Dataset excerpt
^^^^^^^^^^^^^^^^

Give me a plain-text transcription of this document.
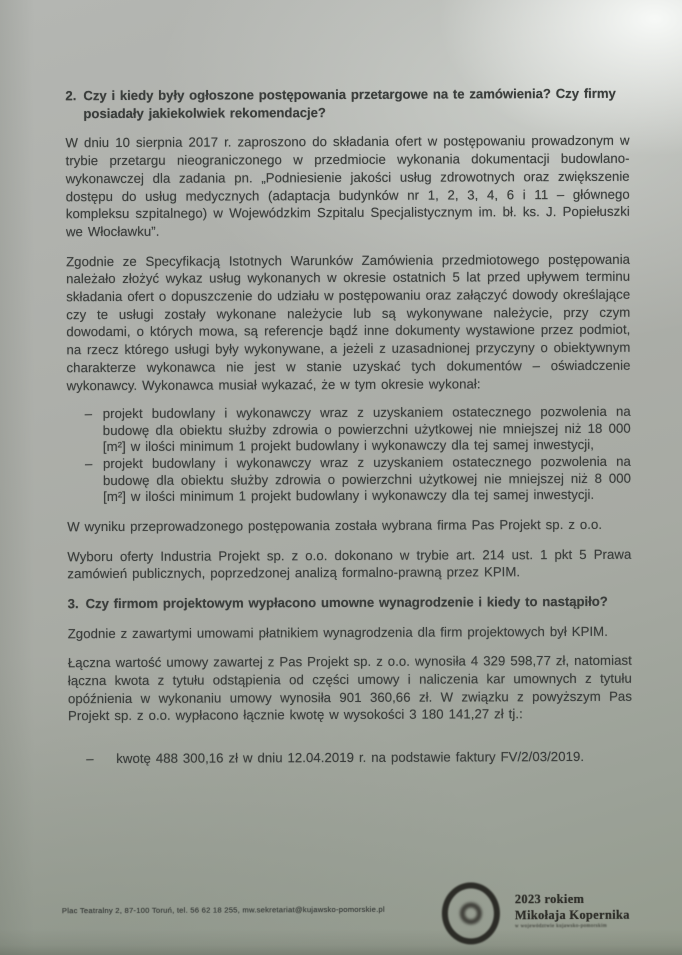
2. Czy i kiedy były ogłoszone postępowania przetargowe na te zamówienia? Czy firmy posiadały jakiekolwiek rekomendacje?

W dniu 10 sierpnia 2017 r. zaproszono do składania ofert w postępowaniu prowadzonym w trybie przetargu nieograniczonego w przedmiocie wykonania dokumentacji budowlano-wykonawczej dla zadania pn. „Podniesienie jakości usług zdrowotnych oraz zwiększenie dostępu do usług medycznych (adaptacja budynków nr 1, 2, 3, 4, 6 i 11 – głównego kompleksu szpitalnego) w Wojewódzkim Szpitalu Specjalistycznym im. bł. ks. J. Popiełuszki we Włocławku”.

Zgodnie ze Specyfikacją Istotnych Warunków Zamówienia przedmiotowego postępowania należało złożyć wykaz usług wykonanych w okresie ostatnich 5 lat przed upływem terminu składania ofert o dopuszczenie do udziału w postępowaniu oraz załączyć dowody określające czy te usługi zostały wykonane należycie lub są wykonywane należycie, przy czym dowodami, o których mowa, są referencje bądź inne dokumenty wystawione przez podmiot, na rzecz którego usługi były wykonywane, a jeżeli z uzasadnionej przyczyny o obiektywnym charakterze wykonawca nie jest w stanie uzyskać tych dokumentów – oświadczenie wykonawcy. Wykonawca musiał wykazać, że w tym okresie wykonał:

– projekt budowlany i wykonawczy wraz z uzyskaniem ostatecznego pozwolenia na budowę dla obiektu służby zdrowia o powierzchni użytkowej nie mniejszej niż 18 000 [m²] w ilości minimum 1 projekt budowlany i wykonawczy dla tej samej inwestycji,
– projekt budowlany i wykonawczy wraz z uzyskaniem ostatecznego pozwolenia na budowę dla obiektu służby zdrowia o powierzchni użytkowej nie mniejszej niż 8 000 [m²] w ilości minimum 1 projekt budowlany i wykonawczy dla tej samej inwestycji.

W wyniku przeprowadzonego postępowania została wybrana firma Pas Projekt sp. z o.o.

Wyboru oferty Industria Projekt sp. z o.o. dokonano w trybie art. 214 ust. 1 pkt 5 Prawa zamówień publicznych, poprzedzonej analizą formalno-prawną przez KPIM.

3. Czy firmom projektowym wypłacono umowne wynagrodzenie i kiedy to nastąpiło?

Zgodnie z zawartymi umowami płatnikiem wynagrodzenia dla firm projektowych był KPIM.

Łączna wartość umowy zawartej z Pas Projekt sp. z o.o. wynosiła 4 329 598,77 zł, natomiast łączna kwota z tytułu odstąpienia od części umowy i naliczenia kar umownych z tytułu opóźnienia w wykonaniu umowy wynosiła 901 360,66 zł. W związku z powyższym Pas Projekt sp. z o.o. wypłacono łącznie kwotę w wysokości 3 180 141,27 zł tj.:

–	kwotę 488 300,16 zł w dniu 12.04.2019 r. na podstawie faktury FV/2/03/2019.
Plac Teatralny 2, 87-100 Toruń, tel. 56 62 18 255, mw.sekretariat@kujawsko-pomorskie.pl
2023 rokiem
Mikołaja Kopernika
w województwie kujawsko-pomorskim
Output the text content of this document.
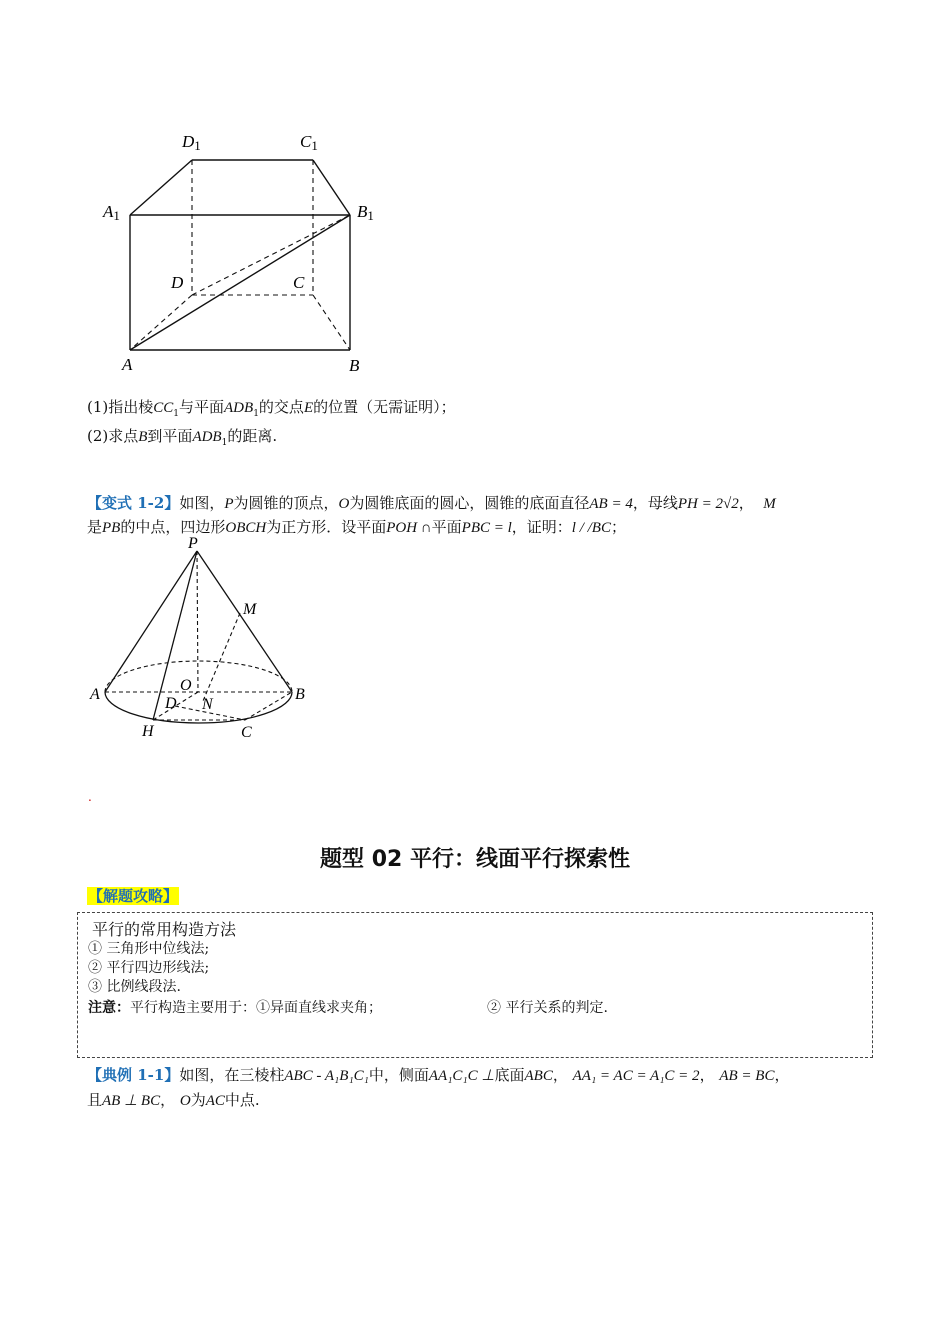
D1	C1
A1	B1
D	C
A	B
(1)指出棱$CC_1$与平面$ADB_1$的交点E的位置（无需证明）；
(2)求点B到平面$ADB_1$的距离.
【变式 1-2】如图，P为圆锥的顶点，O为圆锥底面的圆心，圆锥的底面直径AB = 4，母线PH = 2√2， M
是PB的中点，四边形OBCH为正方形．设平面POH ∩平面PBC = l，证明：l / /BC；
P
M
A	B
O
D N
H	C
.
题型 02 平行：线面平行探索性
【解题攻略】
平行的常用构造方法
① 三角形中位线法;
② 平行四边形线法;
③ 比例线段法.
注意：平行构造主要用于：①异面直线求夹角；	② 平行关系的判定.
【典例 1-1】如图，在三棱柱ABC - A₁B₁C₁中，侧面AA₁C₁C ⊥底面ABC， AA₁ = AC = A₁C = 2， AB = BC，
且AB ⊥ BC， O为AC中点.
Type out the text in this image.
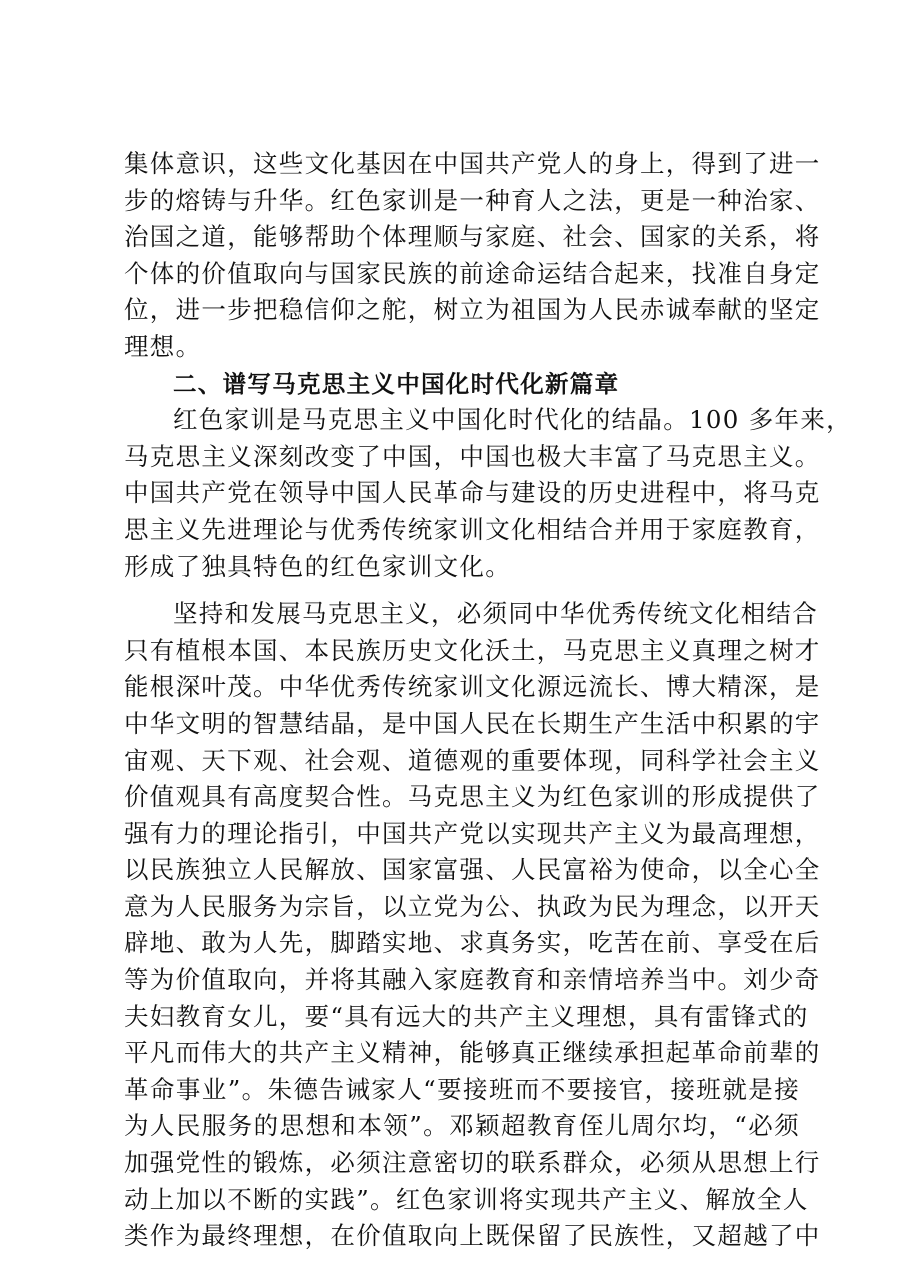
集体意识，这些文化基因在中国共产党人的身上，得到了进一
步的熔铸与升华。红色家训是一种育人之法，更是一种治家、
治国之道，能够帮助个体理顺与家庭、社会、国家的关系，将
个体的价值取向与国家民族的前途命运结合起来，找准自身定
位，进一步把稳信仰之舵，树立为祖国为人民赤诚奉献的坚定
理想。
二、谱写马克思主义中国化时代化新篇章
红色家训是马克思主义中国化时代化的结晶。100 多年来，
马克思主义深刻改变了中国，中国也极大丰富了马克思主义。
中国共产党在领导中国人民革命与建设的历史进程中，将马克
思主义先进理论与优秀传统家训文化相结合并用于家庭教育，
形成了独具特色的红色家训文化。
坚持和发展马克思主义，必须同中华优秀传统文化相结合
只有植根本国、本民族历史文化沃土，马克思主义真理之树才
能根深叶茂。中华优秀传统家训文化源远流长、博大精深，是
中华文明的智慧结晶，是中国人民在长期生产生活中积累的宇
宙观、天下观、社会观、道德观的重要体现，同科学社会主义
价值观具有高度契合性。马克思主义为红色家训的形成提供了
强有力的理论指引，中国共产党以实现共产主义为最高理想，
以民族独立人民解放、国家富强、人民富裕为使命，以全心全
意为人民服务为宗旨，以立党为公、执政为民为理念，以开天
辟地、敢为人先，脚踏实地、求真务实，吃苦在前、享受在后
等为价值取向，并将其融入家庭教育和亲情培养当中。刘少奇
夫妇教育女儿，要“具有远大的共产主义理想，具有雷锋式的
平凡而伟大的共产主义精神，能够真正继续承担起革命前辈的
革命事业”。朱德告诫家人“要接班而不要接官，接班就是接
为人民服务的思想和本领”。邓颖超教育侄儿周尔均，“必须
加强党性的锻炼，必须注意密切的联系群众，必须从思想上行
动上加以不断的实践”。红色家训将实现共产主义、解放全人
类作为最终理想，在价值取向上既保留了民族性，又超越了中
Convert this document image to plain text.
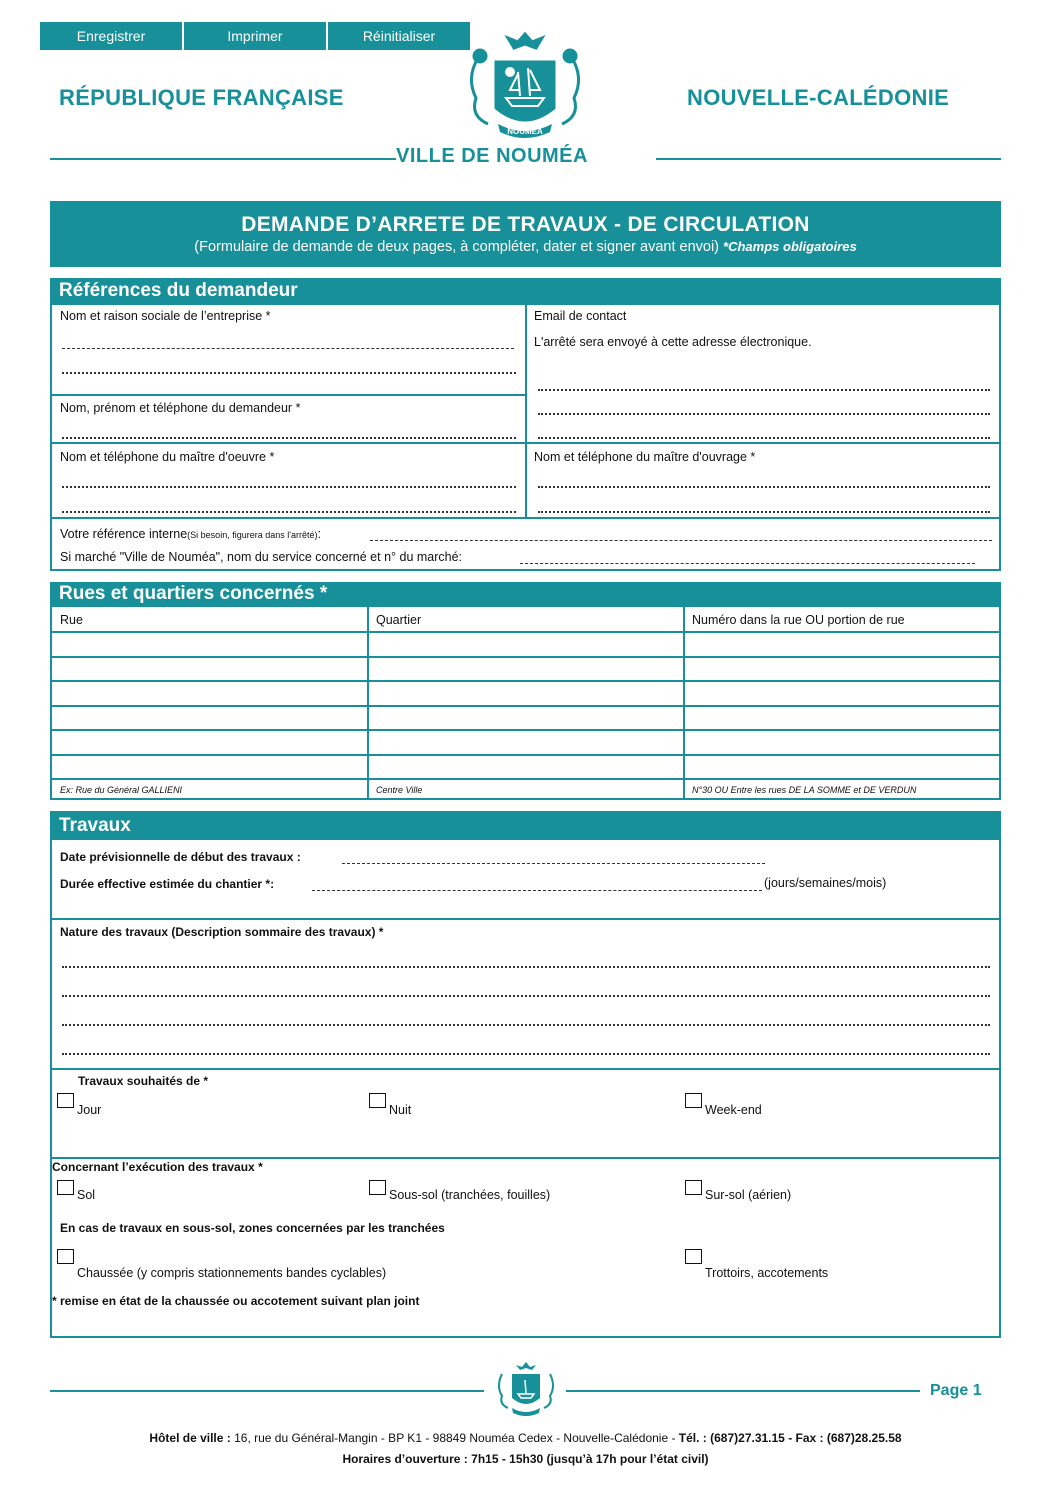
Enregistrer	Imprimer	Réinitialiser
RÉPUBLIQUE FRANÇAISE	NOUVELLE-CALÉDONIE
NOUMEA
VILLE DE NOUMÉA
DEMANDE D’ARRETE DE TRAVAUX - DE CIRCULATION
(Formulaire de demande de deux pages, à compléter, dater et signer avant envoi) *Champs obligatoires
Références du demandeur
Nom et raison sociale de l’entreprise *	Email de contact
L'arrêté sera envoyé à cette adresse électronique.
Nom, prénom et téléphone du demandeur *
Nom et téléphone du maître d'oeuvre *	Nom et téléphone du maître d'ouvrage *
Votre référence interne(Si besoin, figurera dans l'arrêté):
Si marché "Ville de Nouméa", nom du service concerné et n° du marché:
Rues et quartiers concernés *
Rue	Quartier	Numéro dans la rue OU portion de rue
Ex: Rue du Général GALLIENI	Centre Ville	N°30 OU Entre les rues DE LA SOMME et DE VERDUN
Travaux
Date prévisionnelle de début des travaux :
Durée effective estimée du chantier *:	(jours/semaines/mois)
Nature des travaux (Description sommaire des travaux) *
Travaux souhaités de *
Jour	Nuit	Week-end
Concernant l’exécution des travaux *
Sol	Sous-sol (tranchées, fouilles)	Sur-sol (aérien)
En cas de travaux en sous-sol, zones concernées par les tranchées
Chaussée (y compris stationnements bandes cyclables)	Trottoirs, accotements
* remise en état de la chaussée ou accotement suivant plan joint
Page 1
Hôtel de ville : 16, rue du Général-Mangin - BP K1 - 98849 Nouméa Cedex - Nouvelle-Calédonie - Tél. : (687)27.31.15 - Fax : (687)28.25.58
Horaires d’ouverture : 7h15 - 15h30 (jusqu’à 17h pour l’état civil)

^^^^^^^^^^^^^^^^

Reproduce every line of the listing above in which the string "this" appears.

Give me a plain-text transcription of this document.
Output the text content of this document.
Type out the text in this image.
Convert this document image to plain text.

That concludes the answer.